-- Start --

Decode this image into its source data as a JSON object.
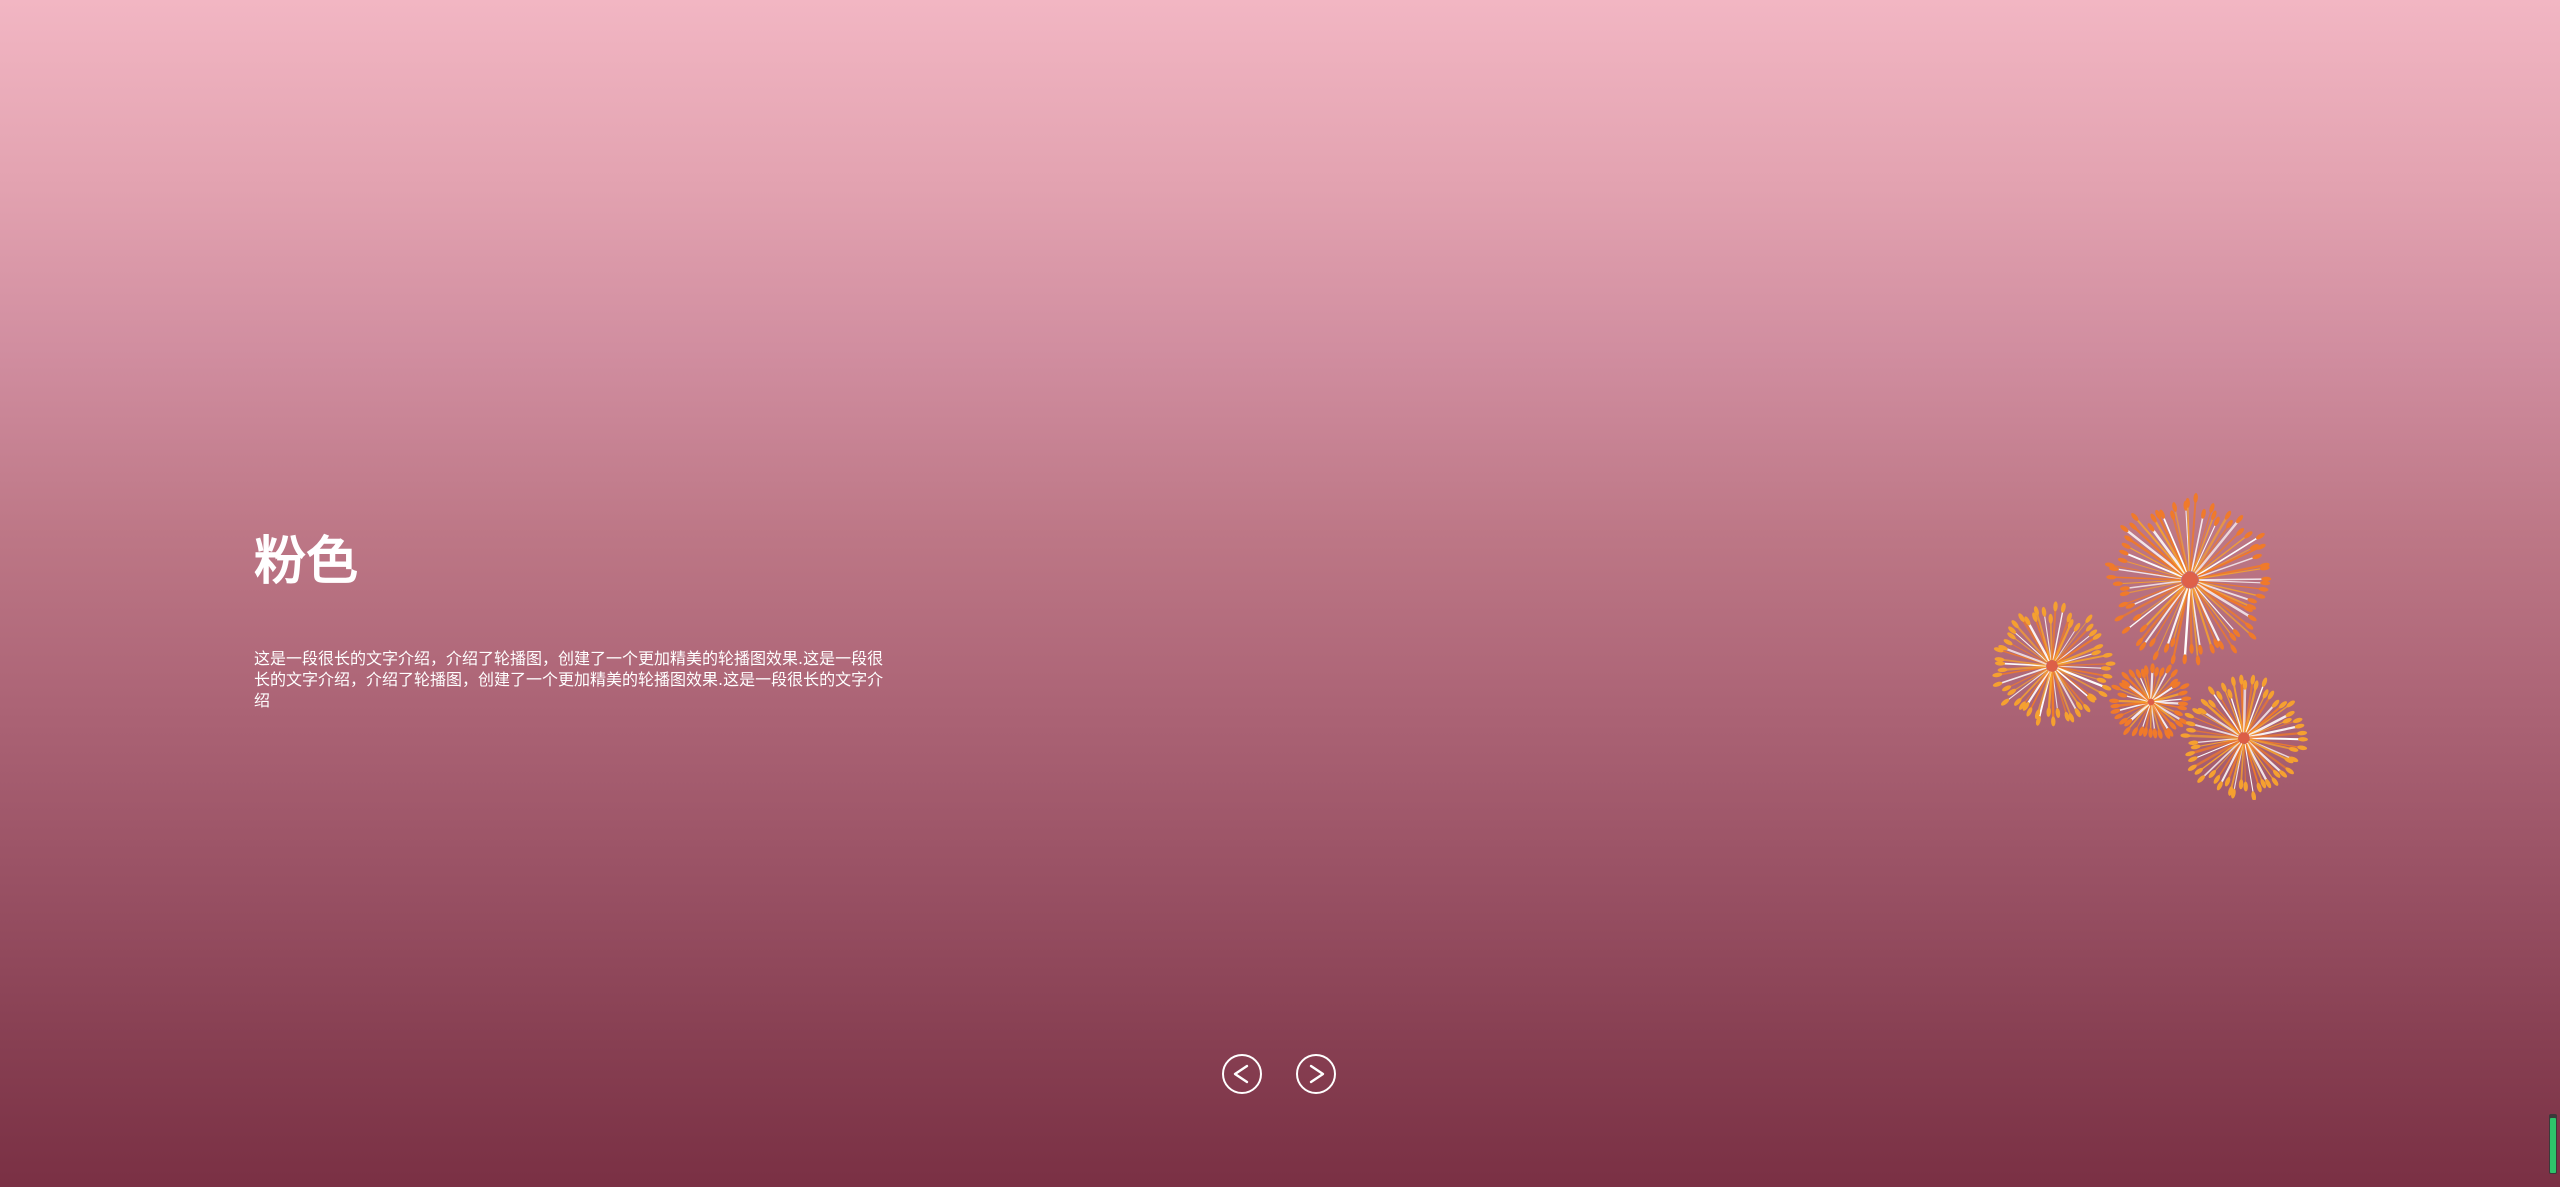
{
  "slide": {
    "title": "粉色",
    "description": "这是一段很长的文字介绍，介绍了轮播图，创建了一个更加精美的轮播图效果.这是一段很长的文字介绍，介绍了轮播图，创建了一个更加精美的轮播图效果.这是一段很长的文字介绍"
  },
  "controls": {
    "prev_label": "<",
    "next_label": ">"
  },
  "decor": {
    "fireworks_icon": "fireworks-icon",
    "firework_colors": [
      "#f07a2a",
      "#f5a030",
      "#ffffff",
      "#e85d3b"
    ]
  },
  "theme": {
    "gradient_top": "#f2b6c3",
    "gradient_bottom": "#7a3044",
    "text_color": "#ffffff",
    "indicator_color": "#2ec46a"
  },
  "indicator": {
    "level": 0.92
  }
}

-- End --
-- Start --

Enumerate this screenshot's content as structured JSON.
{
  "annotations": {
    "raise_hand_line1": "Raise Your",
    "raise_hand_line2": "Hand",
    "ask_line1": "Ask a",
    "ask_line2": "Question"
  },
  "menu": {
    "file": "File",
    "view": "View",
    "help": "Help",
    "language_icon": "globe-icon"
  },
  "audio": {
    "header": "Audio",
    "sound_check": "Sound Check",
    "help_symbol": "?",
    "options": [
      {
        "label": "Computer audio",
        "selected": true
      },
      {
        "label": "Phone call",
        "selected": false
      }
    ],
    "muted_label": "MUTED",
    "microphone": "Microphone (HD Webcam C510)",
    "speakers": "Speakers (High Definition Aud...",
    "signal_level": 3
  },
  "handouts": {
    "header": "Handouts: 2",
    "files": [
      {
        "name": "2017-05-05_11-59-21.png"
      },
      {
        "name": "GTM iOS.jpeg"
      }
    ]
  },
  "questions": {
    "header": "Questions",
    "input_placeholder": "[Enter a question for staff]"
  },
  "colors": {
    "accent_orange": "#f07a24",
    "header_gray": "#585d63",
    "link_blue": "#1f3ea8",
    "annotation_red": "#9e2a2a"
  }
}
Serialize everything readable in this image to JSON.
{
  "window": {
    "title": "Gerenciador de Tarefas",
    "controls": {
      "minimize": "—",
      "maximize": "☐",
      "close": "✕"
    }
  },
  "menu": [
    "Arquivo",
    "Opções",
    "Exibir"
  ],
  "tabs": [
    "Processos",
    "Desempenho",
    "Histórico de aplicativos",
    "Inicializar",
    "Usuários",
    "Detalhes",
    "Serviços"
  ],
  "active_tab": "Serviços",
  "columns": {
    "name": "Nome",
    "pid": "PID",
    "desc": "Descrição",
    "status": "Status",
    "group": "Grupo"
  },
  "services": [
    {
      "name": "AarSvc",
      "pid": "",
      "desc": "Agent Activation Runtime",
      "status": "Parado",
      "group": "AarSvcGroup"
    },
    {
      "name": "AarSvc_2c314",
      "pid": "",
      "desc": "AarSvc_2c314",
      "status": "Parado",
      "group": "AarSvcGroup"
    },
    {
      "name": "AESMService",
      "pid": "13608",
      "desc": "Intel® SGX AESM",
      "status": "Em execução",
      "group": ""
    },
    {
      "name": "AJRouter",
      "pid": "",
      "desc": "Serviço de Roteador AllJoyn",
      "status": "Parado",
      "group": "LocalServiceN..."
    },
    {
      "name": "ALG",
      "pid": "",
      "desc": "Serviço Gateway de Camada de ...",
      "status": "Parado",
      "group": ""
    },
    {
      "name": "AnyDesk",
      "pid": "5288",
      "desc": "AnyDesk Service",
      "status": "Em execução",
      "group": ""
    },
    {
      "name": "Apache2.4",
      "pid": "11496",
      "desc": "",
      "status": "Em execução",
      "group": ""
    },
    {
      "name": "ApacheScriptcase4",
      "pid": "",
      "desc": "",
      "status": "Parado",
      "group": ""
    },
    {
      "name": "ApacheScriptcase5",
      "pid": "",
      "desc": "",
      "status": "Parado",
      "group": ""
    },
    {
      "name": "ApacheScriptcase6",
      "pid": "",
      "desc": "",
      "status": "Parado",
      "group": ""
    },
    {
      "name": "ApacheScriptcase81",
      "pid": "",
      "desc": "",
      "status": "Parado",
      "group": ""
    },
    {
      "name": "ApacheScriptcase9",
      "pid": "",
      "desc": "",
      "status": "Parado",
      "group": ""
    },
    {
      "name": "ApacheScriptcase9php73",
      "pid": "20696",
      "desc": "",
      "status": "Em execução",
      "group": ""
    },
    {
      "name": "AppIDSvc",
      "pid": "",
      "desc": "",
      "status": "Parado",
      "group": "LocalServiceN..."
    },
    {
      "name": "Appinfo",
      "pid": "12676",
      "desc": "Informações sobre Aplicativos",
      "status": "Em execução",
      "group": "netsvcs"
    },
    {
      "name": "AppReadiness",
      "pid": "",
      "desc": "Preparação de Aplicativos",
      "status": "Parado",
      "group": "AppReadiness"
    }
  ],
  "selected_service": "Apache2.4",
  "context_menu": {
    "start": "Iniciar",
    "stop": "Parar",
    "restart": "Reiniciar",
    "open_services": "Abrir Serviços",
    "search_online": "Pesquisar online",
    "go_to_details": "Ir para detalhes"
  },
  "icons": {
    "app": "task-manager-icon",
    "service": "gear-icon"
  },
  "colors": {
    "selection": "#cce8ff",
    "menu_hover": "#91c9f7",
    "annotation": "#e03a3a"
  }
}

-- End --
-- Start --

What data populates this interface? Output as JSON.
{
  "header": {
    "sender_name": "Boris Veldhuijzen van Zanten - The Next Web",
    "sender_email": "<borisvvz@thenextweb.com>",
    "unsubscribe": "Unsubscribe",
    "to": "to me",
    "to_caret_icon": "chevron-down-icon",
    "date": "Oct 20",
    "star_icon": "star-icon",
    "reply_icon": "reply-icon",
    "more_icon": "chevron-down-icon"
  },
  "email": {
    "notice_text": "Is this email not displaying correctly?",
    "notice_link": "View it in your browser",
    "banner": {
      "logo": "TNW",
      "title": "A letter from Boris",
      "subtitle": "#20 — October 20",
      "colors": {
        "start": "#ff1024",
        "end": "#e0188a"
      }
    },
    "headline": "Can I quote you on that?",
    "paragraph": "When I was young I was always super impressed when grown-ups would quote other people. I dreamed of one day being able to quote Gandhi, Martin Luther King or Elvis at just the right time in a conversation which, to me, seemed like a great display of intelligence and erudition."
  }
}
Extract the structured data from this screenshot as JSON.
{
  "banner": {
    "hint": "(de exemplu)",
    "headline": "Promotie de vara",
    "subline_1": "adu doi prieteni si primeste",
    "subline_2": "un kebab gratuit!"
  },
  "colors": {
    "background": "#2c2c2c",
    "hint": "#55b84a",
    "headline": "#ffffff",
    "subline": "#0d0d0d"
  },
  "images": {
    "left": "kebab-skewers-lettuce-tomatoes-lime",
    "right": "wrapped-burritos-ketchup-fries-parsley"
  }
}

-- End --

# Goal:
Identify the lines above that contain the word "down", then copy them.

# Output:
    "to_caret_icon": "chevron-down-icon",
    "more_icon": "chevron-down-icon"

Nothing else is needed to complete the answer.